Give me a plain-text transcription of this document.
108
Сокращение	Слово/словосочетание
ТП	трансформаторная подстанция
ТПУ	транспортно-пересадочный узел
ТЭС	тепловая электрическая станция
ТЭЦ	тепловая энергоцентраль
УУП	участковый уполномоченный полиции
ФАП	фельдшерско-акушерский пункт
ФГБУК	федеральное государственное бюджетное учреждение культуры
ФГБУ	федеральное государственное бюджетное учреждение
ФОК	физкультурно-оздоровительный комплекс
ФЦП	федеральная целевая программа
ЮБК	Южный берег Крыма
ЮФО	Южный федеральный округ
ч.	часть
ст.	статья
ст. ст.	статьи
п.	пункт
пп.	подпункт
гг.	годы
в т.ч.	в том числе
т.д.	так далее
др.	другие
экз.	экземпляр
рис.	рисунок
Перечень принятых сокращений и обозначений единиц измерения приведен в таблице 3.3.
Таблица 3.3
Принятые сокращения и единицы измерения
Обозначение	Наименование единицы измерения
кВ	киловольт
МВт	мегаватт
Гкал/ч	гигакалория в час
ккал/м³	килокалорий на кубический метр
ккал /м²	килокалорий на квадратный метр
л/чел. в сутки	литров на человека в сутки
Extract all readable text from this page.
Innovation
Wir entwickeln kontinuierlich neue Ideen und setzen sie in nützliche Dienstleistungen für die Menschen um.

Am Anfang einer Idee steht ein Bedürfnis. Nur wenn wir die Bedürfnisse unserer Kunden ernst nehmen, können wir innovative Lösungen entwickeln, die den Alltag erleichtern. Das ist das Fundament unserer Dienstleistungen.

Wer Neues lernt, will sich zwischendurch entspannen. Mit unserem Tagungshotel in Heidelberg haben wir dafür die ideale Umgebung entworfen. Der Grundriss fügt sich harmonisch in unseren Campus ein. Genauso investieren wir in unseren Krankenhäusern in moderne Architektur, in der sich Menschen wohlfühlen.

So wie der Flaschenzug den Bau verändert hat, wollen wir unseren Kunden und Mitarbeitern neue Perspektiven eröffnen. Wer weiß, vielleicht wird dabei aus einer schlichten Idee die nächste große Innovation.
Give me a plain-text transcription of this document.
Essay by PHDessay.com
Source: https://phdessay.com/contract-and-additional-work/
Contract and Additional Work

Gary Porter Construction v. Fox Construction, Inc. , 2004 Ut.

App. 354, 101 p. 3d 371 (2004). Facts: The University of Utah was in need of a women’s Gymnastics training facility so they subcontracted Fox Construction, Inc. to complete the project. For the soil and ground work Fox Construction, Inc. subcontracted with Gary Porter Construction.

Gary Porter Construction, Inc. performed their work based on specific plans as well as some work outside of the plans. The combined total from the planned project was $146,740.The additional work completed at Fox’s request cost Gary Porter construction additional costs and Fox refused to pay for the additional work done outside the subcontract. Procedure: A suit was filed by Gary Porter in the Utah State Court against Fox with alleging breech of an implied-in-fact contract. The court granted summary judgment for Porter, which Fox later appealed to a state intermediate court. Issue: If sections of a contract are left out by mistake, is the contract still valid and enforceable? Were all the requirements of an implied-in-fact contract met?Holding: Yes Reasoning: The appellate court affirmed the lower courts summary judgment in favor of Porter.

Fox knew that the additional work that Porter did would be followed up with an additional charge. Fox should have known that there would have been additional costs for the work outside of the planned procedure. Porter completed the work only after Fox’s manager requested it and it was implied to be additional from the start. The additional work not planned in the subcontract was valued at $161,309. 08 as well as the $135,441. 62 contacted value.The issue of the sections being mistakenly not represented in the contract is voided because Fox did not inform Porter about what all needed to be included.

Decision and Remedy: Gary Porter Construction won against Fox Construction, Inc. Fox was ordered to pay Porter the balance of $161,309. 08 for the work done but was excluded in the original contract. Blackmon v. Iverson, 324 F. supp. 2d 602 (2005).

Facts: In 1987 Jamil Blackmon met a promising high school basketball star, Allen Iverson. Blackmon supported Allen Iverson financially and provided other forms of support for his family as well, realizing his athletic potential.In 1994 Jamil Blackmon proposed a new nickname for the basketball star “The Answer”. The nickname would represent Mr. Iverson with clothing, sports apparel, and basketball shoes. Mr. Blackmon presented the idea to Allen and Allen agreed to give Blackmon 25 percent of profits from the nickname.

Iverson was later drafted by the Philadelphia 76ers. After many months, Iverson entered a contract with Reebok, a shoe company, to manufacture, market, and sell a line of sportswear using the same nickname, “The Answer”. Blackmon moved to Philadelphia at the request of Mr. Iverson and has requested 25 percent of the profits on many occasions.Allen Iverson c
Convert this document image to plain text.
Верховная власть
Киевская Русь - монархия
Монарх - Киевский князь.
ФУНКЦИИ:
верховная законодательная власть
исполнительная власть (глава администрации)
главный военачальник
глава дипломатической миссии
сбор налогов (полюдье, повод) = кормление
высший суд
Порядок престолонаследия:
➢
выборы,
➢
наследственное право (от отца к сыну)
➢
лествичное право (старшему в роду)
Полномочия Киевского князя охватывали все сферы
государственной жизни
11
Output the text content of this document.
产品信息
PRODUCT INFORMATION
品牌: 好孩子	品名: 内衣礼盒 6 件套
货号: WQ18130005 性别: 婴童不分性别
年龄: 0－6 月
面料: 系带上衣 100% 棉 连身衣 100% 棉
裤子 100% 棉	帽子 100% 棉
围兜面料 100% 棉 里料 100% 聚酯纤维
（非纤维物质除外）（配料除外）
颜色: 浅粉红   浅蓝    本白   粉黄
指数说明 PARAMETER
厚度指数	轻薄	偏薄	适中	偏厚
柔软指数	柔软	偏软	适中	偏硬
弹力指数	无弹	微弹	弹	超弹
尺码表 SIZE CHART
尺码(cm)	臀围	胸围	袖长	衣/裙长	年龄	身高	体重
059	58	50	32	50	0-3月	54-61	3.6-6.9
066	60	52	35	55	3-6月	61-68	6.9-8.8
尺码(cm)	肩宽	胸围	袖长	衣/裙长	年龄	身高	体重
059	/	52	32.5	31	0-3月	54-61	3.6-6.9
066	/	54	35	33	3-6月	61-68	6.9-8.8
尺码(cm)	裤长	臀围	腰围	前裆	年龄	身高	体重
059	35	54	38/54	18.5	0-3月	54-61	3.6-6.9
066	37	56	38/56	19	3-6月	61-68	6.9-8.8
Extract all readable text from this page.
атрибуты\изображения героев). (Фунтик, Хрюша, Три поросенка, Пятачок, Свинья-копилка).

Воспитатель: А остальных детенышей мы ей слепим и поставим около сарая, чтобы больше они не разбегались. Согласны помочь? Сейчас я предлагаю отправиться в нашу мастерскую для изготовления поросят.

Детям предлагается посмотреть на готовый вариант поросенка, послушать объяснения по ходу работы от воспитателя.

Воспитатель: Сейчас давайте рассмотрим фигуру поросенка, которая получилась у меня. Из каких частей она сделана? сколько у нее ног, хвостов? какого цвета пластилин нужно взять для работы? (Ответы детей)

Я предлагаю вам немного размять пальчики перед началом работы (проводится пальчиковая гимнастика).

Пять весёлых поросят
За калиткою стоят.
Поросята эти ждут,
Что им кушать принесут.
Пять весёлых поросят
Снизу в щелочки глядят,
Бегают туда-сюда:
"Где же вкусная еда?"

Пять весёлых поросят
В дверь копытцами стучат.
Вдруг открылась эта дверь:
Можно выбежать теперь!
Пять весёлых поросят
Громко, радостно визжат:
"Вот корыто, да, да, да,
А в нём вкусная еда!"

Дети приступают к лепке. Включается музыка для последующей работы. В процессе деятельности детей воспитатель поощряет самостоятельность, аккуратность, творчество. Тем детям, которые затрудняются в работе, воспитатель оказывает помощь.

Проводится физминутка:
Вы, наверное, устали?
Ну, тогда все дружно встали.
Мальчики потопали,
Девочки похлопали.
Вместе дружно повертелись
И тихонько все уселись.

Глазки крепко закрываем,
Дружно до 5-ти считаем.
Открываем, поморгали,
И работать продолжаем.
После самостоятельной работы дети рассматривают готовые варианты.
┄┄┄┄┄┄┄┄┄┄┄┄┄┄┄┄┄┄┄┄
*TASK BRIEF*.
Pull out all lines containing the word "Construction" from the entries above.

*RESULT OF THE TASK*.
Gary Porter Construction v. Fox Construction, Inc. , 2004 Ut.
App. 354, 101 p. 3d 371 (2004). Facts: The University of Utah was in need of a women’s Gymnastics training facility so they subcontracted Fox Construction, Inc. to complete the project. For the soil and ground work Fox Construction, Inc. subcontracted with Gary Porter Construction.
Gary Porter Construction, Inc. performed their work based on specific plans as well as some work outside of the plans. The combined total from the planned project was $146,740.The additional work completed at Fox’s request cost Gary Porter construction additional costs and Fox refused to pay for the additional work done outside the subcontract. Procedure: A suit was filed by Gary Porter in the Utah State Court against Fox with alleging breech of an implied-in-fact contract. The court granted summary judgment for Porter, which Fox later appealed to a state intermediate court. Issue: If sections of a contract are left out by mistake, is the contract still valid and enforceable? Were all the requirements of an implied-in-fact contract met?Holding: Yes Reasoning: The appellate court affirmed the lower courts summary judgment in favor of Porter.
Decision and Remedy: Gary Porter Construction won against Fox Construction, Inc. Fox was ordered to pay Porter the balance of $161,309. 08 for the work done but was excluded in the original contract. Blackmon v. Iverson, 324 F. supp. 2d 602 (2005).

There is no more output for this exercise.